* [RECORDS PROVIDED]
+ + + +
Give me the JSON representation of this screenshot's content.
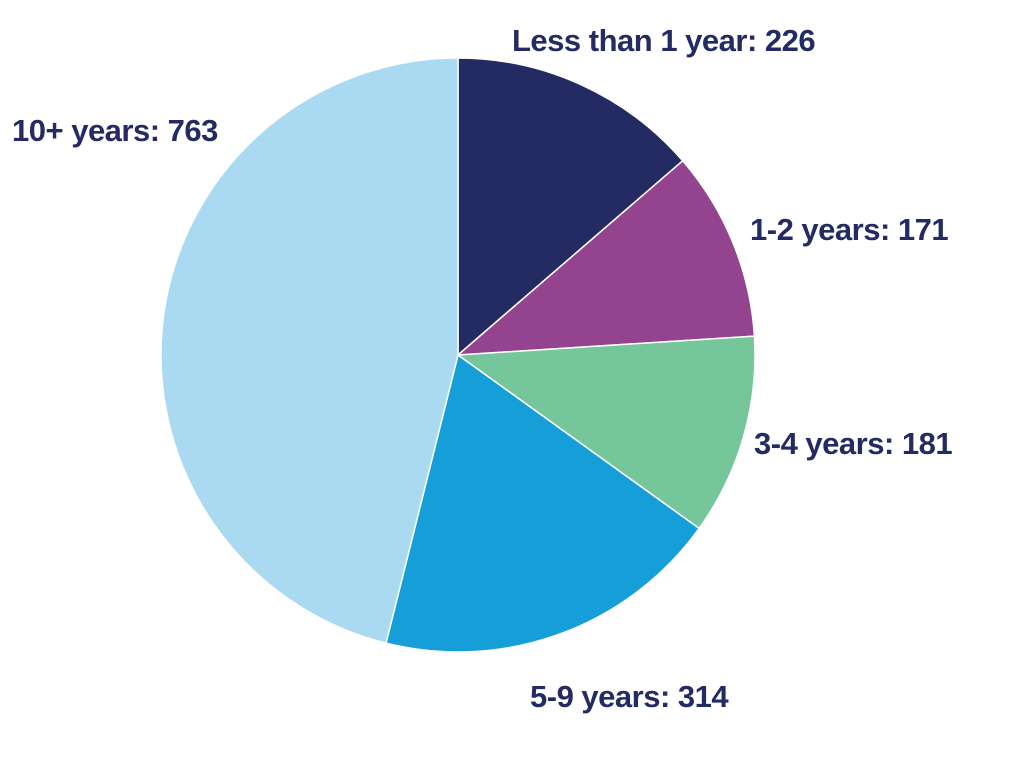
{
  "chart_data": {
    "type": "pie",
    "title": "",
    "start_angle": "12 o'clock",
    "direction": "clockwise",
    "slices": [
      {
        "label": "Less than 1 year",
        "value": 226,
        "display": "Less than 1 year: 226",
        "color": "#232b62"
      },
      {
        "label": "1-2 years",
        "value": 171,
        "display": "1-2 years: 171",
        "color": "#94448f"
      },
      {
        "label": "3-4 years",
        "value": 181,
        "display": "3-4 years: 181",
        "color": "#76c69b"
      },
      {
        "label": "5-9 years",
        "value": 314,
        "display": "5-9 years: 314",
        "color": "#169ed9"
      },
      {
        "label": "10+ years",
        "value": 763,
        "display": "10+ years: 763",
        "color": "#aadaf1"
      }
    ],
    "label_color": "#232b62"
  }
}
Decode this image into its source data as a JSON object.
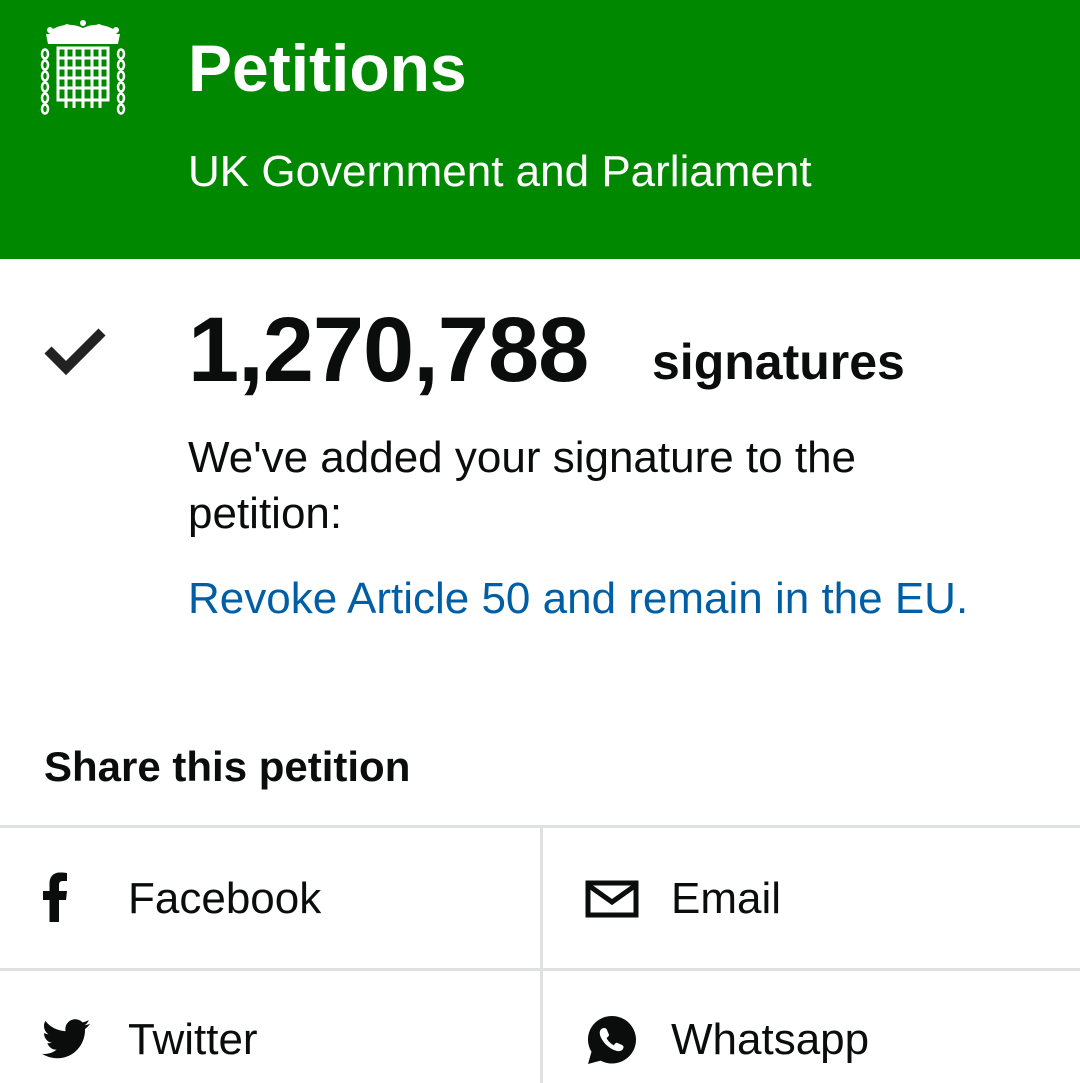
{
  "header": {
    "title": "Petitions",
    "subtitle": "UK Government and Parliament",
    "logo_icon": "portcullis-icon",
    "background_color": "#008800"
  },
  "signature": {
    "status_icon": "checkmark-icon",
    "count": "1,270,788",
    "count_label": "signatures",
    "confirmation": "We've added your signature to the petition:",
    "petition_title": "Revoke Article 50 and remain in the EU.",
    "link_color": "#005ea5"
  },
  "share": {
    "heading": "Share this petition",
    "options": [
      {
        "label": "Facebook",
        "icon": "facebook-icon"
      },
      {
        "label": "Email",
        "icon": "envelope-icon"
      },
      {
        "label": "Twitter",
        "icon": "twitter-bird-icon"
      },
      {
        "label": "Whatsapp",
        "icon": "whatsapp-icon"
      }
    ]
  }
}
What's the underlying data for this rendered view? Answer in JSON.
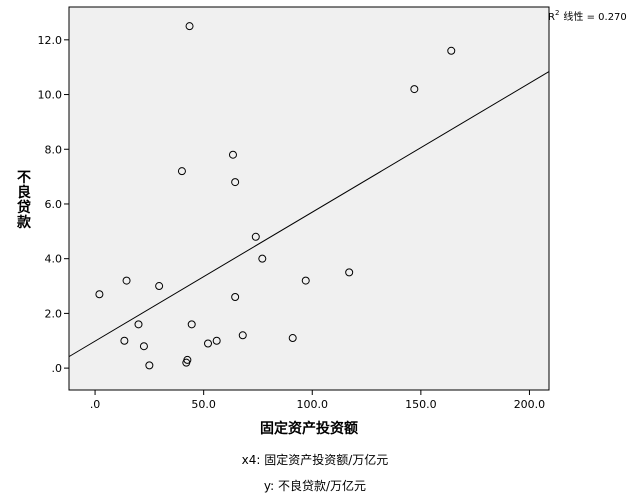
{
  "chart_data": {
    "type": "scatter",
    "xlabel": "固定资产投资额",
    "ylabel": "不良贷款",
    "xlim": [
      -12,
      209
    ],
    "ylim": [
      -0.8,
      13.2
    ],
    "x_ticks": [
      0,
      50,
      100,
      150,
      200
    ],
    "x_tick_labels": [
      ".0",
      "50.0",
      "100.0",
      "150.0",
      "200.0"
    ],
    "y_ticks": [
      0,
      2,
      4,
      6,
      8,
      10,
      12
    ],
    "y_tick_labels": [
      ".0",
      "2.0",
      "4.0",
      "6.0",
      "8.0",
      "10.0",
      "12.0"
    ],
    "grid": false,
    "background": "#f0f0f0",
    "marker_color": "#000000",
    "points": [
      {
        "x": 2,
        "y": 2.7
      },
      {
        "x": 13.5,
        "y": 1.0
      },
      {
        "x": 14.5,
        "y": 3.2
      },
      {
        "x": 20,
        "y": 1.6
      },
      {
        "x": 22.5,
        "y": 0.8
      },
      {
        "x": 25,
        "y": 0.1
      },
      {
        "x": 29.5,
        "y": 3.0
      },
      {
        "x": 40,
        "y": 7.2
      },
      {
        "x": 42,
        "y": 0.2
      },
      {
        "x": 42.5,
        "y": 0.3
      },
      {
        "x": 43.5,
        "y": 12.5
      },
      {
        "x": 44.5,
        "y": 1.6
      },
      {
        "x": 52,
        "y": 0.9
      },
      {
        "x": 56,
        "y": 1.0
      },
      {
        "x": 63.5,
        "y": 7.8
      },
      {
        "x": 64.5,
        "y": 2.6
      },
      {
        "x": 64.5,
        "y": 6.8
      },
      {
        "x": 68,
        "y": 1.2
      },
      {
        "x": 74,
        "y": 4.8
      },
      {
        "x": 77,
        "y": 4.0
      },
      {
        "x": 91,
        "y": 1.1
      },
      {
        "x": 97,
        "y": 3.2
      },
      {
        "x": 117,
        "y": 3.5
      },
      {
        "x": 147,
        "y": 10.2
      },
      {
        "x": 164,
        "y": 11.6
      }
    ],
    "fit_line": {
      "label": "线性",
      "r2_prefix": "R",
      "r2_sup": "2",
      "r2_text": "线性 = 0.270",
      "r2_value": 0.27,
      "x": [
        -12,
        209
      ],
      "y": [
        0.42,
        10.84
      ]
    }
  },
  "footnotes": {
    "x_var": "x4: 固定资产投资额/万亿元",
    "y_var": "y: 不良贷款/万亿元"
  }
}
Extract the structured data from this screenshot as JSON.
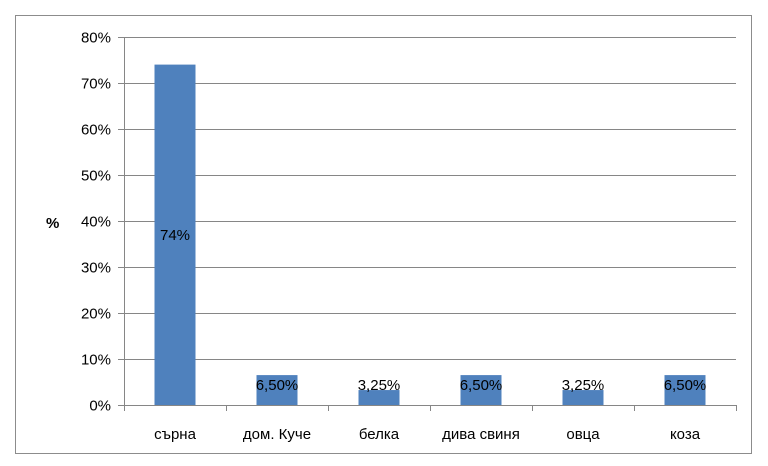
{
  "chart_data": {
    "type": "bar",
    "title": "",
    "xlabel": "",
    "ylabel": "%",
    "categories": [
      "сърна",
      "дом. Куче",
      "белка",
      "дива свиня",
      "овца",
      "коза"
    ],
    "values": [
      74,
      6.5,
      3.25,
      6.5,
      3.25,
      6.5
    ],
    "data_labels": [
      "74%",
      "6,50%",
      "3,25%",
      "6,50%",
      "3,25%",
      "6,50%"
    ],
    "ylim": [
      0,
      80
    ],
    "yticks": [
      0,
      10,
      20,
      30,
      40,
      50,
      60,
      70,
      80
    ],
    "ytick_labels": [
      "0%",
      "10%",
      "20%",
      "30%",
      "40%",
      "50%",
      "60%",
      "70%",
      "80%"
    ],
    "grid": true,
    "legend": "none",
    "bar_color": "#4f81bd",
    "grid_color": "#868686"
  }
}
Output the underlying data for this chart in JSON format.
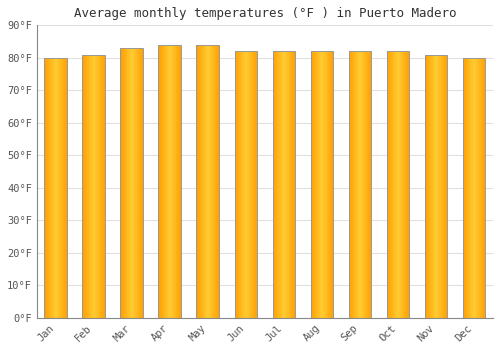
{
  "title": "Average monthly temperatures (°F ) in Puerto Madero",
  "months": [
    "Jan",
    "Feb",
    "Mar",
    "Apr",
    "May",
    "Jun",
    "Jul",
    "Aug",
    "Sep",
    "Oct",
    "Nov",
    "Dec"
  ],
  "values": [
    80,
    81,
    83,
    84,
    84,
    82,
    82,
    82,
    82,
    82,
    81,
    80
  ],
  "bar_color_center": "#FFCC33",
  "bar_color_edge": "#F5A623",
  "bar_border_color": "#999999",
  "background_color": "#FFFFFF",
  "grid_color": "#E0E0E0",
  "ylim": [
    0,
    90
  ],
  "yticks": [
    0,
    10,
    20,
    30,
    40,
    50,
    60,
    70,
    80,
    90
  ],
  "ytick_labels": [
    "0°F",
    "10°F",
    "20°F",
    "30°F",
    "40°F",
    "50°F",
    "60°F",
    "70°F",
    "80°F",
    "90°F"
  ],
  "title_fontsize": 9,
  "tick_fontsize": 7.5,
  "font_family": "monospace",
  "bar_width": 0.6,
  "figsize": [
    5.0,
    3.5
  ],
  "dpi": 100
}
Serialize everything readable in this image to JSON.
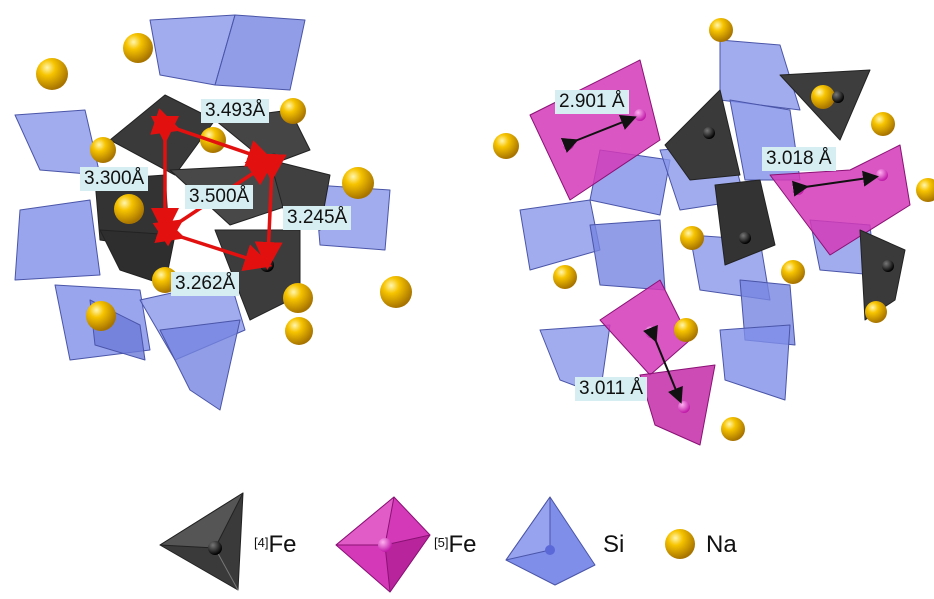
{
  "colors": {
    "fe4": "#3a3a3a",
    "fe5": "#d43ab8",
    "si": "#7f8ee8",
    "na": "#f0b400",
    "bond_arrow_left": "#e31010",
    "bond_arrow_right": "#111111",
    "label_bg": "#d6eef2"
  },
  "left_panel": {
    "distances": [
      "3.493Å",
      "3.300Å",
      "3.500Å",
      "3.245Å",
      "3.262Å"
    ]
  },
  "right_panel": {
    "distances": [
      "2.901 Å",
      "3.018 Å",
      "3.011 Å"
    ]
  },
  "legend": {
    "items": [
      {
        "sup": "[4]",
        "label": "Fe",
        "icon": "fe4-tetrahedron-icon"
      },
      {
        "sup": "[5]",
        "label": "Fe",
        "icon": "fe5-bipyramid-icon"
      },
      {
        "sup": "",
        "label": "Si",
        "icon": "si-tetrahedron-icon"
      },
      {
        "sup": "",
        "label": "Na",
        "icon": "na-sphere-icon"
      }
    ]
  }
}
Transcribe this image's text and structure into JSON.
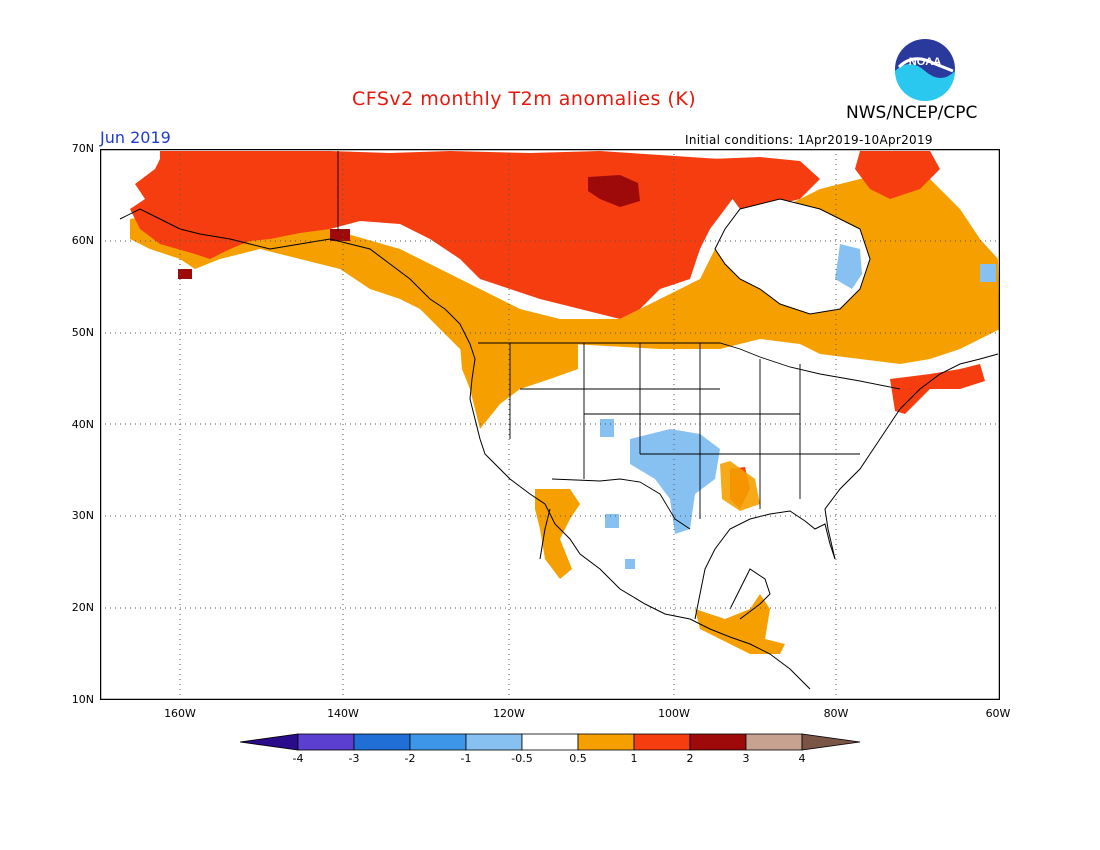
+ + + +
* [SHORT PROBLEM] Take the data above and repeat it exactly, leaving each picture out.

* [RESPONSE]
Give me the JSON representation of this screenshot's content.
{
  "chart_data": {
    "type": "pie",
    "title": "",
    "start_angle": "12 o'clock",
    "direction": "clockwise",
    "slices": [
      {
        "label": "Less than 1 year",
        "value": 226,
        "display": "Less than 1 year: 226",
        "color": "#232b62"
      },
      {
        "label": "1-2 years",
        "value": 171,
        "display": "1-2 years: 171",
        "color": "#94448f"
      },
      {
        "label": "3-4 years",
        "value": 181,
        "display": "3-4 years: 181",
        "color": "#76c69b"
      },
      {
        "label": "5-9 years",
        "value": 314,
        "display": "5-9 years: 314",
        "color": "#169ed9"
      },
      {
        "label": "10+ years",
        "value": 763,
        "display": "10+ years: 763",
        "color": "#aadaf1"
      }
    ],
    "label_color": "#232b62"
  }
}
Decode this image into its source data as a JSON object.
{
  "header": {
    "title": "Petitions",
    "subtitle": "UK Government and Parliament",
    "logo_icon": "portcullis-icon",
    "background_color": "#008800"
  },
  "signature": {
    "status_icon": "checkmark-icon",
    "count": "1,270,788",
    "count_label": "signatures",
    "confirmation": "We've added your signature to the petition:",
    "petition_title": "Revoke Article 50 and remain in the EU.",
    "link_color": "#005ea5"
  },
  "share": {
    "heading": "Share this petition",
    "options": [
      {
        "label": "Facebook",
        "icon": "facebook-icon"
      },
      {
        "label": "Email",
        "icon": "envelope-icon"
      },
      {
        "label": "Twitter",
        "icon": "twitter-bird-icon"
      },
      {
        "label": "Whatsapp",
        "icon": "whatsapp-icon"
      }
    ]
  }
}
What's the underlying data for this rendered view? Answer in JSON.
{
  "chart_data": {
    "type": "scatter",
    "xlabel": "固定资产投资额",
    "ylabel": "不良贷款",
    "xlim": [
      -12,
      209
    ],
    "ylim": [
      -0.8,
      13.2
    ],
    "x_ticks": [
      0,
      50,
      100,
      150,
      200
    ],
    "x_tick_labels": [
      ".0",
      "50.0",
      "100.0",
      "150.0",
      "200.0"
    ],
    "y_ticks": [
      0,
      2,
      4,
      6,
      8,
      10,
      12
    ],
    "y_tick_labels": [
      ".0",
      "2.0",
      "4.0",
      "6.0",
      "8.0",
      "10.0",
      "12.0"
    ],
    "grid": false,
    "background": "#f0f0f0",
    "marker_color": "#000000",
    "points": [
      {
        "x": 2,
        "y": 2.7
      },
      {
        "x": 13.5,
        "y": 1.0
      },
      {
        "x": 14.5,
        "y": 3.2
      },
      {
        "x": 20,
        "y": 1.6
      },
      {
        "x": 22.5,
        "y": 0.8
      },
      {
        "x": 25,
        "y": 0.1
      },
      {
        "x": 29.5,
        "y": 3.0
      },
      {
        "x": 40,
        "y": 7.2
      },
      {
        "x": 42,
        "y": 0.2
      },
      {
        "x": 42.5,
        "y": 0.3
      },
      {
        "x": 43.5,
        "y": 12.5
      },
      {
        "x": 44.5,
        "y": 1.6
      },
      {
        "x": 52,
        "y": 0.9
      },
      {
        "x": 56,
        "y": 1.0
      },
      {
        "x": 63.5,
        "y": 7.8
      },
      {
        "x": 64.5,
        "y": 2.6
      },
      {
        "x": 64.5,
        "y": 6.8
      },
      {
        "x": 68,
        "y": 1.2
      },
      {
        "x": 74,
        "y": 4.8
      },
      {
        "x": 77,
        "y": 4.0
      },
      {
        "x": 91,
        "y": 1.1
      },
      {
        "x": 97,
        "y": 3.2
      },
      {
        "x": 117,
        "y": 3.5
      },
      {
        "x": 147,
        "y": 10.2
      },
      {
        "x": 164,
        "y": 11.6
      }
    ],
    "fit_line": {
      "label": "线性",
      "r2_prefix": "R",
      "r2_sup": "2",
      "r2_text": "线性 = 0.270",
      "r2_value": 0.27,
      "x": [
        -12,
        209
      ],
      "y": [
        0.42,
        10.84
      ]
    }
  },
  "footnotes": {
    "x_var": "x4: 固定资产投资额/万亿元",
    "y_var": "y: 不良贷款/万亿元"
  }
}
Extract the structured data from this screenshot as JSON.
{
  "chart_data": {
    "type": "bar",
    "title": "",
    "xlabel": "",
    "ylabel": "%",
    "categories": [
      "сърна",
      "дом. Куче",
      "белка",
      "дива свиня",
      "овца",
      "коза"
    ],
    "values": [
      74,
      6.5,
      3.25,
      6.5,
      3.25,
      6.5
    ],
    "data_labels": [
      "74%",
      "6,50%",
      "3,25%",
      "6,50%",
      "3,25%",
      "6,50%"
    ],
    "ylim": [
      0,
      80
    ],
    "yticks": [
      0,
      10,
      20,
      30,
      40,
      50,
      60,
      70,
      80
    ],
    "ytick_labels": [
      "0%",
      "10%",
      "20%",
      "30%",
      "40%",
      "50%",
      "60%",
      "70%",
      "80%"
    ],
    "grid": true,
    "legend": "none",
    "bar_color": "#4f81bd",
    "grid_color": "#868686"
  }
}
Output the underlying data for this chart in JSON format.
{
  "title": "Average monthly temperatures (°F ) in Puerto Madero",
  "months": [
    "Jan",
    "Feb",
    "Mar",
    "Apr",
    "May",
    "Jun",
    "Jul",
    "Aug",
    "Sep",
    "Oct",
    "Nov",
    "Dec"
  ],
  "values": [
    80,
    81,
    83,
    84,
    84,
    82,
    82,
    82,
    82,
    82,
    81,
    80
  ],
  "bar_color_center": "#FFCC33",
  "bar_color_edge": "#F5A623",
  "bar_border_color": "#999999",
  "background_color": "#FFFFFF",
  "grid_color": "#E0E0E0",
  "ylim": [
    0,
    90
  ],
  "yticks": [
    0,
    10,
    20,
    30,
    40,
    50,
    60,
    70,
    80,
    90
  ],
  "ytick_labels": [
    "0°F",
    "10°F",
    "20°F",
    "30°F",
    "40°F",
    "50°F",
    "60°F",
    "70°F",
    "80°F",
    "90°F"
  ],
  "title_fontsize": 9,
  "tick_fontsize": 7.5,
  "font_family": "monospace",
  "bar_width": 0.6,
  "figsize": [
    5.0,
    3.5
  ],
  "dpi": 100
}
Serialize everything readable in this image to JSON.
{
  "colors": {
    "fe4": "#3a3a3a",
    "fe5": "#d43ab8",
    "si": "#7f8ee8",
    "na": "#f0b400",
    "bond_arrow_left": "#e31010",
    "bond_arrow_right": "#111111",
    "label_bg": "#d6eef2"
  },
  "left_panel": {
    "distances": [
      "3.493Å",
      "3.300Å",
      "3.500Å",
      "3.245Å",
      "3.262Å"
    ]
  },
  "right_panel": {
    "distances": [
      "2.901 Å",
      "3.018 Å",
      "3.011 Å"
    ]
  },
  "legend": {
    "items": [
      {
        "sup": "[4]",
        "label": "Fe",
        "icon": "fe4-tetrahedron-icon"
      },
      {
        "sup": "[5]",
        "label": "Fe",
        "icon": "fe5-bipyramid-icon"
      },
      {
        "sup": "",
        "label": "Si",
        "icon": "si-tetrahedron-icon"
      },
      {
        "sup": "",
        "label": "Na",
        "icon": "na-sphere-icon"
      }
    ]
  }
}
Transcribe this image's text and structure into JSON.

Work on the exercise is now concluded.